*What the task requires*: Your task is to copy every line of this material exactly.

*Data records*:
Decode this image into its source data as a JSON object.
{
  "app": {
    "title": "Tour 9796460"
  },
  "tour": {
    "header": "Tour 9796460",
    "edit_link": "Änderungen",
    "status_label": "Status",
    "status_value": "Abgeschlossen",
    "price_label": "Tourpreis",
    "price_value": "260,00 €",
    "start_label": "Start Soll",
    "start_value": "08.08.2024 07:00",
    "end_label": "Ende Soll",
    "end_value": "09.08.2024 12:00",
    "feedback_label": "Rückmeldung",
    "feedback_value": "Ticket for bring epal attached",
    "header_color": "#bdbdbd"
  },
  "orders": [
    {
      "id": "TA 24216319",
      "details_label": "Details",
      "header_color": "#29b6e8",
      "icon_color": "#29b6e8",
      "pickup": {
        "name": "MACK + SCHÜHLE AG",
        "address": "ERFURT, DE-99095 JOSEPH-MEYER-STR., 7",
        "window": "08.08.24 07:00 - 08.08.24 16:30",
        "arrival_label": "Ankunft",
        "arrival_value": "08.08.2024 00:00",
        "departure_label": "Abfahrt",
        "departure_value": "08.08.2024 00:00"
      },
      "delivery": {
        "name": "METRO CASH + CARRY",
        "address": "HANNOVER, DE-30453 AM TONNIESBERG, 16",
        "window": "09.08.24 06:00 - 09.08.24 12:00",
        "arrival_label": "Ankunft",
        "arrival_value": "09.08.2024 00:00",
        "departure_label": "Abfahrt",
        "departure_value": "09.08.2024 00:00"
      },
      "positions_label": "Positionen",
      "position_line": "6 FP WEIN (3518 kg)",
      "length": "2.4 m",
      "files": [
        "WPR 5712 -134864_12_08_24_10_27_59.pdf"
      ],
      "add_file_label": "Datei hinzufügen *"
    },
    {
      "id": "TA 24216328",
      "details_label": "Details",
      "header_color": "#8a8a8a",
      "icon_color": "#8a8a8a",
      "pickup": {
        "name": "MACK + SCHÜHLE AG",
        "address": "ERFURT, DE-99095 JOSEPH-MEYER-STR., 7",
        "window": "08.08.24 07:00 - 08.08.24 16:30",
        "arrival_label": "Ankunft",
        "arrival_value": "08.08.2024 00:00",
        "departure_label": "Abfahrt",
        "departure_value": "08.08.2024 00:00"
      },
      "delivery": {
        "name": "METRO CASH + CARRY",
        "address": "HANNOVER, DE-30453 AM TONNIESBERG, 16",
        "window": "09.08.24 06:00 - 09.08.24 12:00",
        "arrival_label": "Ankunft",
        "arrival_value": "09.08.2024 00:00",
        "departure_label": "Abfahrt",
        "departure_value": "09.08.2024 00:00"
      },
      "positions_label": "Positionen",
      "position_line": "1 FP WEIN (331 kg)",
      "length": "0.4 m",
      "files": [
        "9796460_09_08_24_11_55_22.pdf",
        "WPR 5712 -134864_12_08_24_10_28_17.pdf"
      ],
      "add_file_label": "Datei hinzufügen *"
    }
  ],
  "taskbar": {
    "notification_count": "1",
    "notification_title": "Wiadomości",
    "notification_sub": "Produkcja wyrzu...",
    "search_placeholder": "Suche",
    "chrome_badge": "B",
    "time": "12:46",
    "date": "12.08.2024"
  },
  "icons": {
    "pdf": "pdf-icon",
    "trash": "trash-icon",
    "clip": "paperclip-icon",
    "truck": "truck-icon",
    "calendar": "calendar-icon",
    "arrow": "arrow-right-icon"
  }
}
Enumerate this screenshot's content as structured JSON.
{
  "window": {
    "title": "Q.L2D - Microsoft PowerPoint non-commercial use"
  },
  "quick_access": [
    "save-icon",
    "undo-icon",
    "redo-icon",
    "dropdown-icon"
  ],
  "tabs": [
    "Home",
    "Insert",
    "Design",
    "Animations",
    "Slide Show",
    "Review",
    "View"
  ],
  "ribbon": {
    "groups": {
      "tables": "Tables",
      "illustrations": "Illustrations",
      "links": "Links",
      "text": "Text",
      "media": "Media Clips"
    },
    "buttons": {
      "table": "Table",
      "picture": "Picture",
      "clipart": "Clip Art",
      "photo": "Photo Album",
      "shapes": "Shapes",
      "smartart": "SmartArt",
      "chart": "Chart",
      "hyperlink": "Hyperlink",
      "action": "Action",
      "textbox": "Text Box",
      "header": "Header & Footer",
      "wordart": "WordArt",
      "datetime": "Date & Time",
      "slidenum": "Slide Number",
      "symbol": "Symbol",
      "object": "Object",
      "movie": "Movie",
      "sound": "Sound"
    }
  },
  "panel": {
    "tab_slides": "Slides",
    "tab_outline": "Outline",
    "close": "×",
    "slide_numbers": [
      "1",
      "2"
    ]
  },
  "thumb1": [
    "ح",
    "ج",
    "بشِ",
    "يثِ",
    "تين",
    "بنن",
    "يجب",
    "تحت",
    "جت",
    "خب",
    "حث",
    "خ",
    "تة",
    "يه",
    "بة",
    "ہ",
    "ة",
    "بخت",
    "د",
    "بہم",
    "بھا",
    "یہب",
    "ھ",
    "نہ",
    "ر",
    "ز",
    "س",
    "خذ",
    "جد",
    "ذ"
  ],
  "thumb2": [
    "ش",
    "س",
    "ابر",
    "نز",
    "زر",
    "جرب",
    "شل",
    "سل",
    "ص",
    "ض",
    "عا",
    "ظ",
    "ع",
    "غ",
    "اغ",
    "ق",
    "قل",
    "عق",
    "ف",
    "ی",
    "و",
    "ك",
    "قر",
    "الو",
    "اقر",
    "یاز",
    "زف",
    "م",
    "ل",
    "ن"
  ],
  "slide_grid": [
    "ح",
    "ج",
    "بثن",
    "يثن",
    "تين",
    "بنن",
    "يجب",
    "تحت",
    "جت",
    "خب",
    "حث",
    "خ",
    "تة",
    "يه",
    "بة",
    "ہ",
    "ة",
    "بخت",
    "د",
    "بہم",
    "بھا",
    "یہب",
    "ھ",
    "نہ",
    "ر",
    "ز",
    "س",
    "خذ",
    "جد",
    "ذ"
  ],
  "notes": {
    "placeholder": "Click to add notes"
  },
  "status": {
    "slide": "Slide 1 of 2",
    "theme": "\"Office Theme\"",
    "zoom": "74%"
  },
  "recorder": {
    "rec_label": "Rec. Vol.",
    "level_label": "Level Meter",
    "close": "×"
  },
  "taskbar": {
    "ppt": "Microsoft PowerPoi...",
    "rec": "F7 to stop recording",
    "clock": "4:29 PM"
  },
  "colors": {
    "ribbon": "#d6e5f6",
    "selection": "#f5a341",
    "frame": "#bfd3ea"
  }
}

*Final result*:
Decode this image into its source data as a JSON object.
{
  "app": {
    "title": "Tour 9796460"
  },
  "tour": {
    "header": "Tour 9796460",
    "edit_link": "Änderungen",
    "status_label": "Status",
    "status_value": "Abgeschlossen",
    "price_label": "Tourpreis",
    "price_value": "260,00 €",
    "start_label": "Start Soll",
    "start_value": "08.08.2024 07:00",
    "end_label": "Ende Soll",
    "end_value": "09.08.2024 12:00",
    "feedback_label": "Rückmeldung",
    "feedback_value": "Ticket for bring epal attached",
    "header_color": "#bdbdbd"
  },
  "orders": [
    {
      "id": "TA 24216319",
      "details_label": "Details",
      "header_color": "#29b6e8",
      "icon_color": "#29b6e8",
      "pickup": {
        "name": "MACK + SCHÜHLE AG",
        "address": "ERFURT, DE-99095 JOSEPH-MEYER-STR., 7",
        "window": "08.08.24 07:00 - 08.08.24 16:30",
        "arrival_label": "Ankunft",
        "arrival_value": "08.08.2024 00:00",
        "departure_label": "Abfahrt",
        "departure_value": "08.08.2024 00:00"
      },
      "delivery": {
        "name": "METRO CASH + CARRY",
        "address": "HANNOVER, DE-30453 AM TONNIESBERG, 16",
        "window": "09.08.24 06:00 - 09.08.24 12:00",
        "arrival_label": "Ankunft",
        "arrival_value": "09.08.2024 00:00",
        "departure_label": "Abfahrt",
        "departure_value": "09.08.2024 00:00"
      },
      "positions_label": "Positionen",
      "position_line": "6 FP WEIN (3518 kg)",
      "length": "2.4 m",
      "files": [
        "WPR 5712 -134864_12_08_24_10_27_59.pdf"
      ],
      "add_file_label": "Datei hinzufügen *"
    },
    {
      "id": "TA 24216328",
      "details_label": "Details",
      "header_color": "#8a8a8a",
      "icon_color": "#8a8a8a",
      "pickup": {
        "name": "MACK + SCHÜHLE AG",
        "address": "ERFURT, DE-99095 JOSEPH-MEYER-STR., 7",
        "window": "08.08.24 07:00 - 08.08.24 16:30",
        "arrival_label": "Ankunft",
        "arrival_value": "08.08.2024 00:00",
        "departure_label": "Abfahrt",
        "departure_value": "08.08.2024 00:00"
      },
      "delivery": {
        "name": "METRO CASH + CARRY",
        "address": "HANNOVER, DE-30453 AM TONNIESBERG, 16",
        "window": "09.08.24 06:00 - 09.08.24 12:00",
        "arrival_label": "Ankunft",
        "arrival_value": "09.08.2024 00:00",
        "departure_label": "Abfahrt",
        "departure_value": "09.08.2024 00:00"
      },
      "positions_label": "Positionen",
      "position_line": "1 FP WEIN (331 kg)",
      "length": "0.4 m",
      "files": [
        "9796460_09_08_24_11_55_22.pdf",
        "WPR 5712 -134864_12_08_24_10_28_17.pdf"
      ],
      "add_file_label": "Datei hinzufügen *"
    }
  ],
  "taskbar": {
    "notification_count": "1",
    "notification_title": "Wiadomości",
    "notification_sub": "Produkcja wyrzu...",
    "search_placeholder": "Suche",
    "chrome_badge": "B",
    "time": "12:46",
    "date": "12.08.2024"
  },
  "icons": {
    "pdf": "pdf-icon",
    "trash": "trash-icon",
    "clip": "paperclip-icon",
    "truck": "truck-icon",
    "calendar": "calendar-icon",
    "arrow": "arrow-right-icon"
  }
}
Enumerate this screenshot's content as structured JSON.
{
  "window": {
    "title": "Q.L2D - Microsoft PowerPoint non-commercial use"
  },
  "quick_access": [
    "save-icon",
    "undo-icon",
    "redo-icon",
    "dropdown-icon"
  ],
  "tabs": [
    "Home",
    "Insert",
    "Design",
    "Animations",
    "Slide Show",
    "Review",
    "View"
  ],
  "ribbon": {
    "groups": {
      "tables": "Tables",
      "illustrations": "Illustrations",
      "links": "Links",
      "text": "Text",
      "media": "Media Clips"
    },
    "buttons": {
      "table": "Table",
      "picture": "Picture",
      "clipart": "Clip Art",
      "photo": "Photo Album",
      "shapes": "Shapes",
      "smartart": "SmartArt",
      "chart": "Chart",
      "hyperlink": "Hyperlink",
      "action": "Action",
      "textbox": "Text Box",
      "header": "Header & Footer",
      "wordart": "WordArt",
      "datetime": "Date & Time",
      "slidenum": "Slide Number",
      "symbol": "Symbol",
      "object": "Object",
      "movie": "Movie",
      "sound": "Sound"
    }
  },
  "panel": {
    "tab_slides": "Slides",
    "tab_outline": "Outline",
    "close": "×",
    "slide_numbers": [
      "1",
      "2"
    ]
  },
  "thumb1": [
    "ح",
    "ج",
    "بشِ",
    "يثِ",
    "تين",
    "بنن",
    "يجب",
    "تحت",
    "جت",
    "خب",
    "حث",
    "خ",
    "تة",
    "يه",
    "بة",
    "ہ",
    "ة",
    "بخت",
    "د",
    "بہم",
    "بھا",
    "یہب",
    "ھ",
    "نہ",
    "ر",
    "ز",
    "س",
    "خذ",
    "جد",
    "ذ"
  ],
  "thumb2": [
    "ش",
    "س",
    "ابر",
    "نز",
    "زر",
    "جرب",
    "شل",
    "سل",
    "ص",
    "ض",
    "عا",
    "ظ",
    "ع",
    "غ",
    "اغ",
    "ق",
    "قل",
    "عق",
    "ف",
    "ی",
    "و",
    "ك",
    "قر",
    "الو",
    "اقر",
    "یاز",
    "زف",
    "م",
    "ل",
    "ن"
  ],
  "slide_grid": [
    "ح",
    "ج",
    "بثن",
    "يثن",
    "تين",
    "بنن",
    "يجب",
    "تحت",
    "جت",
    "خب",
    "حث",
    "خ",
    "تة",
    "يه",
    "بة",
    "ہ",
    "ة",
    "بخت",
    "د",
    "بہم",
    "بھا",
    "یہب",
    "ھ",
    "نہ",
    "ر",
    "ز",
    "س",
    "خذ",
    "جد",
    "ذ"
  ],
  "notes": {
    "placeholder": "Click to add notes"
  },
  "status": {
    "slide": "Slide 1 of 2",
    "theme": "\"Office Theme\"",
    "zoom": "74%"
  },
  "recorder": {
    "rec_label": "Rec. Vol.",
    "level_label": "Level Meter",
    "close": "×"
  },
  "taskbar": {
    "ppt": "Microsoft PowerPoi...",
    "rec": "F7 to stop recording",
    "clock": "4:29 PM"
  },
  "colors": {
    "ribbon": "#d6e5f6",
    "selection": "#f5a341",
    "frame": "#bfd3ea"
  }
}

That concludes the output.